> _Do this_
Find the lines holding the word "title" and collect them.

> _Entries_
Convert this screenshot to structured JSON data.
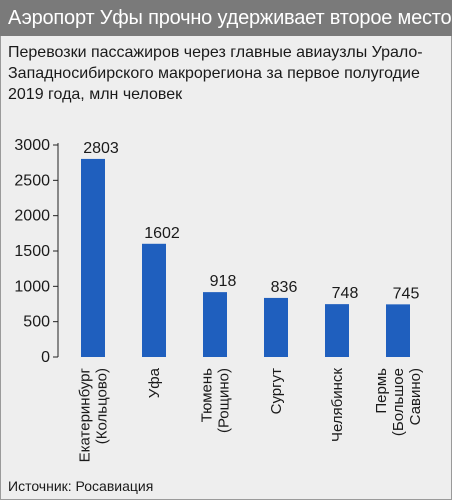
{
  "header": {
    "title": "Аэропорт Уфы прочно удерживает второе место"
  },
  "source": "Источник: Росавиация",
  "colors": {
    "bar": "#1f5fbe",
    "header_bg": "#7a7a7a",
    "background": "#eeeeee"
  },
  "chart_data": {
    "type": "bar",
    "title": "Перевозки пассажиров через главные авиаузлы Урало-Западносибирского макрорегиона за первое полугодие 2019 года, млн человек",
    "xlabel": "",
    "ylabel": "",
    "ylim": [
      0,
      3000
    ],
    "yticks": [
      0,
      500,
      1000,
      1500,
      2000,
      2500,
      3000
    ],
    "grid": false,
    "categories": [
      [
        "Екатеринбург",
        "(Кольцово)"
      ],
      [
        "Уфа"
      ],
      [
        "Тюмень",
        "(Рощино)"
      ],
      [
        "Сургут"
      ],
      [
        "Челябинск"
      ],
      [
        "Пермь",
        "(Большое",
        "Савино)"
      ]
    ],
    "values": [
      2803,
      1602,
      918,
      836,
      748,
      745
    ]
  }
}
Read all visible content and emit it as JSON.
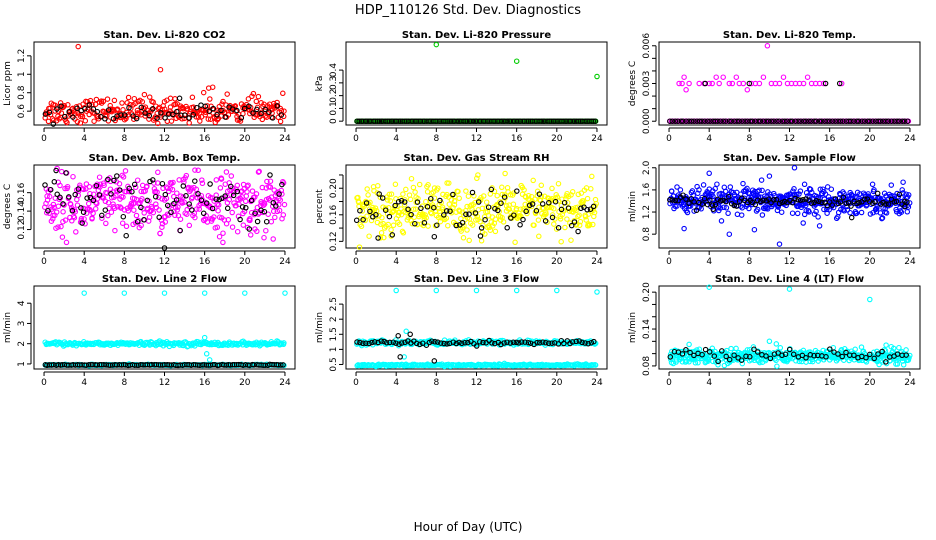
{
  "figure": {
    "title": "HDP_110126  Std. Dev. Diagnostics",
    "xlabel": "Hour of Day (UTC)"
  },
  "chart_data": [
    {
      "type": "scatter",
      "title": "Stan. Dev. Li-820 CO2",
      "ylabel": "Licor ppm",
      "xlim": [
        -1,
        25
      ],
      "ylim": [
        0.45,
        1.35
      ],
      "xticks": [
        0,
        4,
        8,
        12,
        16,
        20,
        24
      ],
      "yticks": [
        0.6,
        0.8,
        1.0,
        1.2
      ],
      "series": [
        {
          "name": "main",
          "color": "#ff0000",
          "count": 300,
          "mean": 0.6,
          "spread": 0.07,
          "outliers": [
            [
              3.4,
              1.3
            ],
            [
              11.6,
              1.05
            ],
            [
              10.0,
              0.78
            ],
            [
              16.4,
              0.85
            ],
            [
              16.8,
              0.86
            ],
            [
              12.6,
              0.74
            ]
          ]
        },
        {
          "name": "overlay",
          "color": "#000000",
          "count": 60,
          "mean": 0.58,
          "spread": 0.05,
          "outliers": [
            [
              13.5,
              0.74
            ]
          ]
        }
      ]
    },
    {
      "type": "scatter",
      "title": "Stan. Dev. Li-820 Pressure",
      "ylabel": "kPa",
      "xlim": [
        -1,
        25
      ],
      "ylim": [
        -0.03,
        0.62
      ],
      "xticks": [
        0,
        4,
        8,
        12,
        16,
        20,
        24
      ],
      "yticks": [
        0.0,
        0.1,
        0.2,
        0.3,
        0.4
      ],
      "series": [
        {
          "name": "main",
          "color": "#00cc00",
          "count": 200,
          "mean": 0.0,
          "spread": 0.0,
          "outliers": [
            [
              8.0,
              0.6
            ],
            [
              16.0,
              0.47
            ],
            [
              24.0,
              0.35
            ]
          ]
        },
        {
          "name": "overlay",
          "color": "#000000",
          "count": 120,
          "mean": 0.0,
          "spread": 0.0,
          "outliers": []
        }
      ]
    },
    {
      "type": "scatter",
      "title": "Stan. Dev. Li-820 Temp.",
      "ylabel": "degrees C",
      "xlim": [
        -1,
        25
      ],
      "ylim": [
        -0.0003,
        0.0063
      ],
      "xticks": [
        0,
        4,
        8,
        12,
        16,
        20,
        24
      ],
      "yticks": [
        0.0,
        0.001,
        0.002,
        0.003,
        0.004,
        0.005,
        0.006
      ],
      "ytick_labels_shown": [
        "0.000",
        "0.003",
        "0.006"
      ],
      "series": [
        {
          "name": "main-zero",
          "color": "#ff00ff",
          "count": 150,
          "mean": 0.0,
          "spread": 0.0,
          "outliers": []
        },
        {
          "name": "main-mid",
          "color": "#ff00ff",
          "points": [
            [
              1.0,
              0.003
            ],
            [
              1.3,
              0.003
            ],
            [
              1.5,
              0.0035
            ],
            [
              1.7,
              0.0025
            ],
            [
              2.0,
              0.003
            ],
            [
              3.0,
              0.003
            ],
            [
              3.5,
              0.003
            ],
            [
              4.0,
              0.003
            ],
            [
              4.3,
              0.003
            ],
            [
              4.7,
              0.0035
            ],
            [
              5.0,
              0.003
            ],
            [
              5.4,
              0.0035
            ],
            [
              6.0,
              0.003
            ],
            [
              6.3,
              0.003
            ],
            [
              6.7,
              0.0035
            ],
            [
              7.0,
              0.003
            ],
            [
              7.4,
              0.003
            ],
            [
              7.8,
              0.0025
            ],
            [
              8.2,
              0.003
            ],
            [
              8.6,
              0.003
            ],
            [
              9.0,
              0.003
            ],
            [
              9.4,
              0.0035
            ],
            [
              9.8,
              0.006
            ],
            [
              10.2,
              0.003
            ],
            [
              10.6,
              0.003
            ],
            [
              11.0,
              0.003
            ],
            [
              11.4,
              0.0035
            ],
            [
              11.8,
              0.003
            ],
            [
              12.2,
              0.003
            ],
            [
              12.6,
              0.003
            ],
            [
              13.0,
              0.003
            ],
            [
              13.4,
              0.003
            ],
            [
              13.8,
              0.0035
            ],
            [
              14.2,
              0.003
            ],
            [
              14.6,
              0.003
            ],
            [
              15.0,
              0.003
            ],
            [
              15.4,
              0.003
            ],
            [
              17.2,
              0.003
            ]
          ]
        },
        {
          "name": "overlay",
          "color": "#000000",
          "count": 90,
          "mean": 0.0,
          "spread": 0.0,
          "outliers": [
            [
              3.6,
              0.003
            ],
            [
              8.0,
              0.003
            ],
            [
              15.6,
              0.003
            ],
            [
              17.0,
              0.003
            ]
          ]
        }
      ]
    },
    {
      "type": "scatter",
      "title": "Stan. Dev. Amb. Box Temp.",
      "ylabel": "degrees C",
      "xlim": [
        -1,
        25
      ],
      "ylim": [
        0.1,
        0.19
      ],
      "xticks": [
        0,
        4,
        8,
        12,
        16,
        20,
        24
      ],
      "yticks": [
        0.12,
        0.14,
        0.16
      ],
      "series": [
        {
          "name": "main",
          "color": "#ff00ff",
          "count": 420,
          "mean": 0.148,
          "spread": 0.016,
          "outliers": []
        },
        {
          "name": "overlay",
          "color": "#000000",
          "count": 80,
          "mean": 0.15,
          "spread": 0.014,
          "outliers": [
            [
              12.0,
              0.1
            ],
            [
              3.8,
              0.127
            ],
            [
              1.2,
              0.184
            ]
          ]
        }
      ]
    },
    {
      "type": "scatter",
      "title": "Stan. Dev. Gas Stream RH",
      "ylabel": "percent",
      "xlim": [
        -1,
        25
      ],
      "ylim": [
        0.11,
        0.235
      ],
      "xticks": [
        0,
        4,
        8,
        12,
        16,
        20,
        24
      ],
      "yticks": [
        0.12,
        0.14,
        0.16,
        0.18,
        0.2,
        0.22
      ],
      "ytick_labels_shown": [
        "0.12",
        "0.16",
        "0.20"
      ],
      "series": [
        {
          "name": "main",
          "color": "#ffff00",
          "count": 420,
          "mean": 0.168,
          "spread": 0.02,
          "outliers": []
        },
        {
          "name": "overlay",
          "color": "#000000",
          "count": 75,
          "mean": 0.165,
          "spread": 0.017,
          "outliers": [
            [
              2.2,
              0.125
            ],
            [
              7.8,
              0.127
            ],
            [
              12.4,
              0.128
            ]
          ]
        }
      ]
    },
    {
      "type": "scatter",
      "title": "Stan. Dev. Sample Flow",
      "ylabel": "ml/min",
      "xlim": [
        -1,
        25
      ],
      "ylim": [
        0.55,
        2.05
      ],
      "xticks": [
        0,
        4,
        8,
        12,
        16,
        20,
        24
      ],
      "yticks": [
        0.8,
        1.2,
        1.6,
        2.0
      ],
      "ytick_labels_shown": [
        "0.8",
        "1.2",
        "1.6",
        "2.0"
      ],
      "series": [
        {
          "name": "main",
          "color": "#0000ff",
          "count": 480,
          "mean": 1.4,
          "spread": 0.12,
          "outliers": [
            [
              11.0,
              0.62
            ],
            [
              12.5,
              2.0
            ],
            [
              1.5,
              0.9
            ],
            [
              6.0,
              0.8
            ],
            [
              8.5,
              0.88
            ],
            [
              15.0,
              0.95
            ],
            [
              4.0,
              1.9
            ],
            [
              10.0,
              1.85
            ]
          ]
        },
        {
          "name": "overlay",
          "color": "#000000",
          "count": 90,
          "mean": 1.4,
          "spread": 0.05,
          "outliers": [
            [
              4.4,
              1.25
            ],
            [
              18.2,
              1.1
            ],
            [
              23.5,
              1.3
            ]
          ]
        }
      ]
    },
    {
      "type": "scatter",
      "title": "Stan. Dev. Line 2 Flow",
      "ylabel": "ml/min",
      "xlim": [
        -1,
        25
      ],
      "ylim": [
        0.75,
        4.85
      ],
      "xticks": [
        0,
        4,
        8,
        12,
        16,
        20,
        24
      ],
      "yticks": [
        1,
        2,
        3,
        4
      ],
      "series": [
        {
          "name": "main-high",
          "color": "#00ffff",
          "count": 260,
          "mean": 2.0,
          "spread": 0.05,
          "outliers": [
            [
              4.0,
              4.5
            ],
            [
              8.0,
              4.5
            ],
            [
              12.0,
              4.5
            ],
            [
              16.0,
              4.5
            ],
            [
              20.0,
              4.5
            ],
            [
              24.0,
              4.5
            ],
            [
              16.2,
              1.5
            ],
            [
              16.5,
              1.2
            ],
            [
              16.0,
              2.3
            ]
          ]
        },
        {
          "name": "main-low",
          "color": "#00ffff",
          "count": 200,
          "mean": 0.95,
          "spread": 0.015,
          "outliers": []
        },
        {
          "name": "overlay",
          "color": "#000000",
          "count": 110,
          "mean": 0.95,
          "spread": 0.01,
          "outliers": []
        }
      ]
    },
    {
      "type": "scatter",
      "title": "Stan. Dev. Line 3 Flow",
      "ylabel": "ml/min",
      "xlim": [
        -1,
        25
      ],
      "ylim": [
        0.35,
        3.1
      ],
      "xticks": [
        0,
        4,
        8,
        12,
        16,
        20,
        24
      ],
      "yticks": [
        0.5,
        1.0,
        1.5,
        2.0,
        2.5
      ],
      "series": [
        {
          "name": "main-high",
          "color": "#00ffff",
          "count": 260,
          "mean": 1.22,
          "spread": 0.04,
          "outliers": [
            [
              4.0,
              2.95
            ],
            [
              8.0,
              2.95
            ],
            [
              12.0,
              2.95
            ],
            [
              16.0,
              2.95
            ],
            [
              20.0,
              2.95
            ],
            [
              24.0,
              2.9
            ],
            [
              5.0,
              1.6
            ],
            [
              4.8,
              0.75
            ]
          ]
        },
        {
          "name": "main-low",
          "color": "#00ffff",
          "count": 220,
          "mean": 0.48,
          "spread": 0.015,
          "outliers": []
        },
        {
          "name": "overlay",
          "color": "#000000",
          "count": 80,
          "mean": 1.22,
          "spread": 0.035,
          "outliers": [
            [
              4.4,
              0.75
            ],
            [
              5.4,
              1.5
            ],
            [
              7.8,
              0.62
            ],
            [
              4.2,
              1.45
            ]
          ]
        }
      ]
    },
    {
      "type": "scatter",
      "title": "Stan. Dev. Line 4 (LT) Flow",
      "ylabel": "ml/min",
      "xlim": [
        -1,
        25
      ],
      "ylim": [
        0.075,
        0.21
      ],
      "xticks": [
        0,
        4,
        8,
        12,
        16,
        20,
        24
      ],
      "yticks": [
        0.08,
        0.1,
        0.12,
        0.14,
        0.16,
        0.18,
        0.2
      ],
      "ytick_labels_shown": [
        "0.08",
        "0.14",
        "0.20"
      ],
      "series": [
        {
          "name": "main",
          "color": "#00ffff",
          "count": 460,
          "mean": 0.096,
          "spread": 0.006,
          "outliers": [
            [
              4.0,
              0.208
            ],
            [
              12.0,
              0.205
            ],
            [
              20.0,
              0.188
            ],
            [
              10.0,
              0.12
            ],
            [
              2.0,
              0.115
            ]
          ]
        },
        {
          "name": "overlay",
          "color": "#000000",
          "count": 60,
          "mean": 0.097,
          "spread": 0.005,
          "outliers": []
        }
      ]
    }
  ]
}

> _Answer to the task_
    "title": "Аэропорт Уфы прочно удерживает второе место"
    "title": "Перевозки пассажиров через главные авиаузлы Урало-Западносибирского макрорегиона за первое полугодие 2019 года, млн человек",
    "title": "HDP_110126  Std. Dev. Diagnostics",
      "title": "Stan. Dev. Li-820 CO2",
      "title": "Stan. Dev. Li-820 Pressure",
      "title": "Stan. Dev. Li-820 Temp.",
      "title": "Stan. Dev. Amb. Box Temp.",
      "title": "Stan. Dev. Gas Stream RH",
      "title": "Stan. Dev. Sample Flow",
      "title": "Stan. Dev. Line 2 Flow",
      "title": "Stan. Dev. Line 3 Flow",
      "title": "Stan. Dev. Line 4 (LT) Flow",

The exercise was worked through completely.